Please restate the listing word for word, omitting the images.

**Data to examine**:
---*---

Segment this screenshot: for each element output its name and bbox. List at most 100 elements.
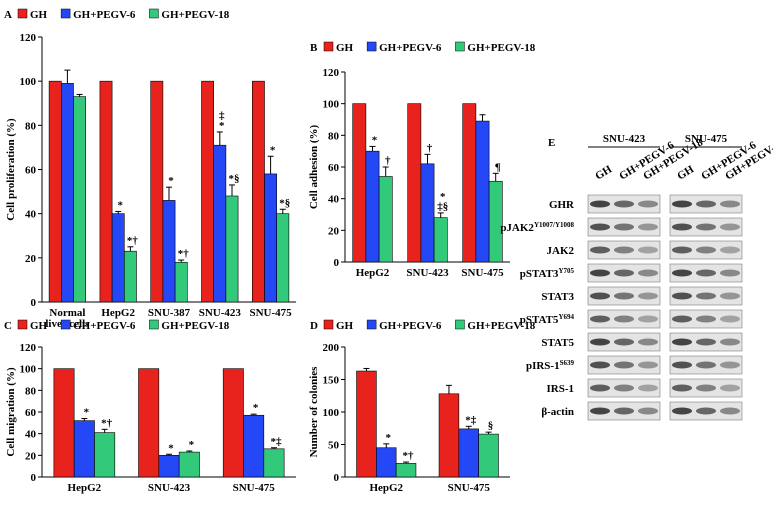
protein-name: GHR — [549, 199, 575, 211]
blot-band — [672, 338, 692, 346]
blot-band — [720, 269, 740, 277]
legend-swatch — [149, 319, 159, 330]
y-tick-label: 60 — [25, 165, 37, 177]
significance-label: * — [253, 402, 259, 414]
bar — [111, 213, 125, 303]
bar — [201, 80, 215, 303]
legend-swatch — [366, 41, 377, 52]
legend-label: GH — [336, 320, 354, 332]
x-tick-label: SNU-475 — [461, 267, 504, 279]
significance-label: * — [84, 407, 90, 419]
blot-band — [590, 384, 610, 392]
blot-band — [638, 246, 658, 254]
bar — [94, 432, 116, 478]
blot-band — [590, 246, 610, 254]
blot-band — [590, 407, 610, 415]
blot-band — [614, 407, 634, 415]
x-tick-label: SNU-387 — [148, 307, 191, 319]
bar — [243, 414, 265, 478]
blot-band — [696, 384, 716, 392]
bar — [264, 173, 277, 303]
significance-label: *§ — [228, 173, 239, 185]
blot-band — [614, 315, 634, 323]
bar — [395, 463, 417, 478]
error-bar — [437, 212, 444, 218]
error-bar — [279, 208, 286, 214]
bar — [356, 370, 377, 478]
protein-site: S639 — [560, 359, 575, 367]
bar — [99, 80, 113, 303]
significance-label: *‡ — [270, 436, 282, 448]
bar — [475, 120, 490, 263]
protein-label: GHR — [549, 199, 575, 211]
panel-label: D — [310, 320, 318, 332]
significance-label: *† — [127, 235, 139, 247]
bar — [174, 261, 188, 303]
protein-name: pSTAT5 — [520, 314, 559, 326]
protein-name: pIRS-1 — [526, 360, 560, 372]
protein-label: pSTAT5Y694 — [520, 313, 575, 326]
group-label: SNU-475 — [685, 133, 728, 145]
y-tick-label: 20 — [328, 225, 340, 237]
legend-label: GH+PEGV-6 — [379, 320, 442, 332]
blot-band — [638, 269, 658, 277]
blot-band — [672, 361, 692, 369]
error-bar — [178, 259, 185, 263]
bar — [407, 103, 422, 263]
blot-band — [672, 246, 692, 254]
protein-name: STAT5 — [541, 337, 574, 349]
legend-swatch — [323, 41, 334, 52]
significance-label: *† — [178, 248, 190, 260]
legend-label: GH+PEGV-18 — [467, 42, 535, 54]
significance-label: * ‡§ — [437, 191, 448, 213]
bar — [438, 393, 460, 478]
blot-band — [720, 384, 740, 392]
blot-band — [696, 338, 716, 346]
protein-name: STAT3 — [541, 291, 574, 303]
blot-band — [614, 338, 634, 346]
error-bar — [127, 246, 134, 252]
lane-label: GH — [593, 163, 614, 182]
significance-label: *§ — [279, 197, 290, 209]
x-tick-label: SNU-475 — [250, 307, 293, 319]
error-bar — [270, 447, 277, 449]
protein-label: β-actin — [541, 406, 574, 418]
bar — [420, 163, 435, 263]
bar — [53, 368, 75, 478]
blot-band — [672, 269, 692, 277]
bar — [376, 447, 397, 478]
x-tick-label: HepG2 — [68, 482, 102, 494]
legend-swatch — [149, 8, 159, 19]
blot-band — [720, 407, 740, 415]
bar — [138, 368, 160, 478]
error-bar — [228, 184, 235, 196]
blot-band — [696, 361, 716, 369]
error-bar — [166, 453, 172, 456]
blot-band — [614, 361, 634, 369]
error-bar — [81, 418, 88, 421]
blot-band — [614, 246, 634, 254]
bar — [162, 200, 176, 303]
significance-label: * — [386, 432, 392, 444]
y-tick-label: 100 — [20, 364, 37, 376]
protein-label: STAT3 — [541, 291, 574, 303]
y-tick-label: 100 — [323, 407, 340, 419]
y-tick-label: 200 — [323, 342, 340, 354]
error-bar — [250, 413, 257, 416]
blot-band — [696, 292, 716, 300]
bar — [213, 144, 227, 303]
x-tick-label: SNU-423 — [406, 267, 449, 279]
bar — [462, 103, 477, 263]
blot-band — [696, 407, 716, 415]
blot-band — [590, 292, 610, 300]
blot-band — [696, 315, 716, 323]
blot-band — [638, 292, 658, 300]
blot-band — [720, 338, 740, 346]
y-axis-label: Cell migration (%) — [5, 367, 17, 457]
protein-label: JAK2 — [547, 245, 575, 257]
blot-band — [590, 200, 610, 208]
bar — [225, 195, 239, 303]
blot-band — [696, 246, 716, 254]
legend-label: GH+PEGV-18 — [161, 320, 229, 332]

---*---

**Task answer**:
Segment this screenshot: for each element output its name and bbox. List at most 100 elements.
protein-name: GHR — [549, 199, 575, 211]
blot-band — [672, 338, 692, 346]
blot-band — [720, 269, 740, 277]
legend-swatch — [149, 319, 159, 330]
y-tick-label: 60 — [25, 165, 37, 177]
significance-label: * — [253, 402, 259, 414]
bar — [111, 213, 125, 303]
bar — [201, 80, 215, 303]
legend-swatch — [366, 41, 377, 52]
legend-label: GH — [336, 320, 354, 332]
x-tick-label: SNU-475 — [461, 267, 504, 279]
significance-label: * — [84, 407, 90, 419]
blot-band — [590, 384, 610, 392]
blot-band — [638, 246, 658, 254]
bar — [94, 432, 116, 478]
blot-band — [590, 246, 610, 254]
blot-band — [590, 407, 610, 415]
blot-band — [614, 407, 634, 415]
x-tick-label: SNU-387 — [148, 307, 191, 319]
bar — [243, 414, 265, 478]
blot-band — [696, 384, 716, 392]
bar — [264, 173, 277, 303]
significance-label: *§ — [228, 173, 239, 185]
blot-band — [614, 315, 634, 323]
bar — [395, 463, 417, 478]
error-bar — [437, 212, 444, 218]
error-bar — [279, 208, 286, 214]
bar — [356, 370, 377, 478]
protein-site: S639 — [560, 359, 575, 367]
bar — [99, 80, 113, 303]
significance-label: *‡ — [270, 436, 282, 448]
bar — [475, 120, 490, 263]
protein-label: GHR — [549, 199, 575, 211]
panel-label: D — [310, 320, 318, 332]
significance-label: *† — [127, 235, 139, 247]
bar — [174, 261, 188, 303]
protein-name: pSTAT5 — [520, 314, 559, 326]
protein-name: pIRS-1 — [526, 360, 560, 372]
protein-label: pSTAT5Y694 — [520, 313, 575, 326]
group-label: SNU-475 — [685, 133, 728, 145]
y-tick-label: 20 — [328, 225, 340, 237]
legend-label: GH+PEGV-6 — [379, 320, 442, 332]
blot-band — [638, 269, 658, 277]
blot-band — [672, 361, 692, 369]
error-bar — [178, 259, 185, 263]
bar — [407, 103, 422, 263]
blot-band — [672, 246, 692, 254]
protein-name: STAT5 — [541, 337, 574, 349]
legend-swatch — [323, 41, 334, 52]
significance-label: *† — [178, 248, 190, 260]
legend-label: GH+PEGV-18 — [467, 42, 535, 54]
significance-label: * ‡§ — [437, 191, 448, 213]
bar — [438, 393, 460, 478]
blot-band — [720, 384, 740, 392]
blot-band — [696, 338, 716, 346]
protein-name: STAT3 — [541, 291, 574, 303]
blot-band — [614, 338, 634, 346]
error-bar — [127, 246, 134, 252]
lane-label: GH — [593, 163, 614, 182]
significance-label: *§ — [279, 197, 290, 209]
x-tick-label: SNU-475 — [250, 307, 293, 319]
error-bar — [270, 447, 277, 449]
protein-label: β-actin — [541, 406, 574, 418]
bar — [420, 163, 435, 263]
bar — [53, 368, 75, 478]
blot-band — [672, 269, 692, 277]
bar — [376, 447, 397, 478]
x-tick-label: HepG2 — [68, 482, 102, 494]
legend-swatch — [149, 8, 159, 19]
blot-band — [720, 407, 740, 415]
bar — [138, 368, 160, 478]
error-bar — [228, 184, 235, 196]
blot-band — [696, 361, 716, 369]
error-bar — [166, 453, 172, 456]
blot-band — [614, 361, 634, 369]
error-bar — [81, 418, 88, 421]
blot-band — [614, 246, 634, 254]
bar — [162, 200, 176, 303]
significance-label: * — [386, 432, 392, 444]
y-tick-label: 100 — [20, 364, 37, 376]
protein-label: STAT3 — [541, 291, 574, 303]
y-tick-label: 100 — [323, 407, 340, 419]
y-tick-label: 200 — [323, 342, 340, 354]
error-bar — [250, 413, 257, 416]
blot-band — [696, 292, 716, 300]
bar — [213, 144, 227, 303]
x-tick-label: SNU-423 — [406, 267, 449, 279]
bar — [462, 103, 477, 263]
blot-band — [696, 407, 716, 415]
blot-band — [590, 292, 610, 300]
blot-band — [696, 315, 716, 323]
blot-band — [638, 292, 658, 300]
blot-band — [720, 338, 740, 346]
y-axis-label: Cell migration (%) — [5, 367, 17, 457]
protein-label: JAK2 — [547, 245, 575, 257]
blot-band — [590, 200, 610, 208]
bar — [225, 195, 239, 303]
blot-band — [696, 246, 716, 254]
legend-label: GH+PEGV-18 — [161, 320, 229, 332]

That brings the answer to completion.